** start Task input **
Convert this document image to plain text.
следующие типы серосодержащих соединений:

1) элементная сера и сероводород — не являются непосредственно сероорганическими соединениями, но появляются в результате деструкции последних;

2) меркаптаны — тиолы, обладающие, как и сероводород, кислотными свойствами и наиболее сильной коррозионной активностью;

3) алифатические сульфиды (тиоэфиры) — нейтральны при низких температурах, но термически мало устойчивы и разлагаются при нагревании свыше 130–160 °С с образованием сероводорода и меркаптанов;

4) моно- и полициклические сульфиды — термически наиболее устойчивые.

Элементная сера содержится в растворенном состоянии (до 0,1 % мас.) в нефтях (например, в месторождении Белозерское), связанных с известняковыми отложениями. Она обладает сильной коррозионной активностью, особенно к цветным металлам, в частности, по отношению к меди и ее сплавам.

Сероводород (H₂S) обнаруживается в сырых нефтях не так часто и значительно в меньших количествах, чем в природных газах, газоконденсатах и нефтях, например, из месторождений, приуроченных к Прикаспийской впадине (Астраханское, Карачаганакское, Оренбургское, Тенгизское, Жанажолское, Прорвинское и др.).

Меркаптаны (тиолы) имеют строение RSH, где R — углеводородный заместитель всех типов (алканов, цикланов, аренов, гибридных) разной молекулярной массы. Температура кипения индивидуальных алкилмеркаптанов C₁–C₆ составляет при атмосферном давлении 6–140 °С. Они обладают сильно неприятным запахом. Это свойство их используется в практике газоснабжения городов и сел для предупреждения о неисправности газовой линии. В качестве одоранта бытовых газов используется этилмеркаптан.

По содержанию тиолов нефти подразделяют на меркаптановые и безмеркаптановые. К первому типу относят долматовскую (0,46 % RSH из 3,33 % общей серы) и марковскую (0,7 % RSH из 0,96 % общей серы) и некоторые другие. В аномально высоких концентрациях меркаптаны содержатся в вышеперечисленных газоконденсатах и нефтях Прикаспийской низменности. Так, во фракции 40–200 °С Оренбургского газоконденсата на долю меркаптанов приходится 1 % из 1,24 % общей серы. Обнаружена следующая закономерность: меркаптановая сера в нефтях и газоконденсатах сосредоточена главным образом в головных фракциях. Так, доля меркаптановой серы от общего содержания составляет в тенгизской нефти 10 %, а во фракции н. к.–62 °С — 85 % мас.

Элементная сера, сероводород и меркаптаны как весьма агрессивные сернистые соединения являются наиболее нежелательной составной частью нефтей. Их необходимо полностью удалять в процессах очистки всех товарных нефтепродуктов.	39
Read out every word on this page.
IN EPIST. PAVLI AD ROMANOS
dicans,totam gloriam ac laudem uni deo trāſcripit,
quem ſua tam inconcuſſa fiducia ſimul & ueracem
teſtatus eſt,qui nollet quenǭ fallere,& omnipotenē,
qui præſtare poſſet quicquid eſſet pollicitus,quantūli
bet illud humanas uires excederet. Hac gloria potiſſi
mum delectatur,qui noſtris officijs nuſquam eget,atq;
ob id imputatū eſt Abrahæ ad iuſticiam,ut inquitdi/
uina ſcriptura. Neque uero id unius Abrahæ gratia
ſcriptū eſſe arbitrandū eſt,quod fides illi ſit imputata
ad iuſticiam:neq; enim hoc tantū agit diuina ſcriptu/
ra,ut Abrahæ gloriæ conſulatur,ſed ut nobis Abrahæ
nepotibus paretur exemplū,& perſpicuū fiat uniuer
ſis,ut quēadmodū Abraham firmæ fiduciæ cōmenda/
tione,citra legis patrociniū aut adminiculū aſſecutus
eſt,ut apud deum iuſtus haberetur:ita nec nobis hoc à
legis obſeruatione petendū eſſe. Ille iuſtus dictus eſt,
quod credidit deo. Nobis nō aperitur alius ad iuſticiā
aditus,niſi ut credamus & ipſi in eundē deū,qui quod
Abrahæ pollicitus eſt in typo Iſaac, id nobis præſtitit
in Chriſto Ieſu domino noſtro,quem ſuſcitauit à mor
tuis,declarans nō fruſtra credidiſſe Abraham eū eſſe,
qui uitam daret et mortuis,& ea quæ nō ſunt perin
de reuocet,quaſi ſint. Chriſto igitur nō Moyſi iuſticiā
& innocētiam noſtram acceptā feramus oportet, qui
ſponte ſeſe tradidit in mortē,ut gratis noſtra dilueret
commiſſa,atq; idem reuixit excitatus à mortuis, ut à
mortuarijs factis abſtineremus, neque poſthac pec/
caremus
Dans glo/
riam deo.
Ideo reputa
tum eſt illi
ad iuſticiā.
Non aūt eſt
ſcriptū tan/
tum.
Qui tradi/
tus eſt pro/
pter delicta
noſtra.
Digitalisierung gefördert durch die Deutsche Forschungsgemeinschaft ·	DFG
** end Task input **
§ **Task objective**: Without leaving anything out, quote all the data.

§ **The output**:
Convert this document image to plain text.
следующие типы серосодержащих соединений:

1) элементная сера и сероводород — не являются непосредственно сероорганическими соединениями, но появляются в результате деструкции последних;

2) меркаптаны — тиолы, обладающие, как и сероводород, кислотными свойствами и наиболее сильной коррозионной активностью;

3) алифатические сульфиды (тиоэфиры) — нейтральны при низких температурах, но термически мало устойчивы и разлагаются при нагревании свыше 130–160 °С с образованием сероводорода и меркаптанов;

4) моно- и полициклические сульфиды — термически наиболее устойчивые.

Элементная сера содержится в растворенном состоянии (до 0,1 % мас.) в нефтях (например, в месторождении Белозерское), связанных с известняковыми отложениями. Она обладает сильной коррозионной активностью, особенно к цветным металлам, в частности, по отношению к меди и ее сплавам.

Сероводород (H₂S) обнаруживается в сырых нефтях не так часто и значительно в меньших количествах, чем в природных газах, газоконденсатах и нефтях, например, из месторождений, приуроченных к Прикаспийской впадине (Астраханское, Карачаганакское, Оренбургское, Тенгизское, Жанажолское, Прорвинское и др.).

Меркаптаны (тиолы) имеют строение RSH, где R — углеводородный заместитель всех типов (алканов, цикланов, аренов, гибридных) разной молекулярной массы. Температура кипения индивидуальных алкилмеркаптанов C₁–C₆ составляет при атмосферном давлении 6–140 °С. Они обладают сильно неприятным запахом. Это свойство их используется в практике газоснабжения городов и сел для предупреждения о неисправности газовой линии. В качестве одоранта бытовых газов используется этилмеркаптан.

По содержанию тиолов нефти подразделяют на меркаптановые и безмеркаптановые. К первому типу относят долматовскую (0,46 % RSH из 3,33 % общей серы) и марковскую (0,7 % RSH из 0,96 % общей серы) и некоторые другие. В аномально высоких концентрациях меркаптаны содержатся в вышеперечисленных газоконденсатах и нефтях Прикаспийской низменности. Так, во фракции 40–200 °С Оренбургского газоконденсата на долю меркаптанов приходится 1 % из 1,24 % общей серы. Обнаружена следующая закономерность: меркаптановая сера в нефтях и газоконденсатах сосредоточена главным образом в головных фракциях. Так, доля меркаптановой серы от общего содержания составляет в тенгизской нефти 10 %, а во фракции н. к.–62 °С — 85 % мас.

Элементная сера, сероводород и меркаптаны как весьма агрессивные сернистые соединения являются наиболее нежелательной составной частью нефтей. Их необходимо полностью удалять в процессах очистки всех товарных нефтепродуктов.	39
Read out every word on this page.
IN EPIST. PAVLI AD ROMANOS
dicans,totam gloriam ac laudem uni deo trāſcripit,
quem ſua tam inconcuſſa fiducia ſimul & ueracem
teſtatus eſt,qui nollet quenǭ fallere,& omnipotenē,
qui præſtare poſſet quicquid eſſet pollicitus,quantūli
bet illud humanas uires excederet. Hac gloria potiſſi
mum delectatur,qui noſtris officijs nuſquam eget,atq;
ob id imputatū eſt Abrahæ ad iuſticiam,ut inquitdi/
uina ſcriptura. Neque uero id unius Abrahæ gratia
ſcriptū eſſe arbitrandū eſt,quod fides illi ſit imputata
ad iuſticiam:neq; enim hoc tantū agit diuina ſcriptu/
ra,ut Abrahæ gloriæ conſulatur,ſed ut nobis Abrahæ
nepotibus paretur exemplū,& perſpicuū fiat uniuer
ſis,ut quēadmodū Abraham firmæ fiduciæ cōmenda/
tione,citra legis patrociniū aut adminiculū aſſecutus
eſt,ut apud deum iuſtus haberetur:ita nec nobis hoc à
legis obſeruatione petendū eſſe. Ille iuſtus dictus eſt,
quod credidit deo. Nobis nō aperitur alius ad iuſticiā
aditus,niſi ut credamus & ipſi in eundē deū,qui quod
Abrahæ pollicitus eſt in typo Iſaac, id nobis præſtitit
in Chriſto Ieſu domino noſtro,quem ſuſcitauit à mor
tuis,declarans nō fruſtra credidiſſe Abraham eū eſſe,
qui uitam daret et mortuis,& ea quæ nō ſunt perin
de reuocet,quaſi ſint. Chriſto igitur nō Moyſi iuſticiā
& innocētiam noſtram acceptā feramus oportet, qui
ſponte ſeſe tradidit in mortē,ut gratis noſtra dilueret
commiſſa,atq; idem reuixit excitatus à mortuis, ut à
mortuarijs factis abſtineremus, neque poſthac pec/
caremus
Dans glo/
riam deo.
Ideo reputa
tum eſt illi
ad iuſticiā.
Non aūt eſt
ſcriptū tan/
tum.
Qui tradi/
tus eſt pro/
pter delicta
noſtra.
Digitalisierung gefördert durch die Deutsche Forschungsgemeinschaft ·	DFG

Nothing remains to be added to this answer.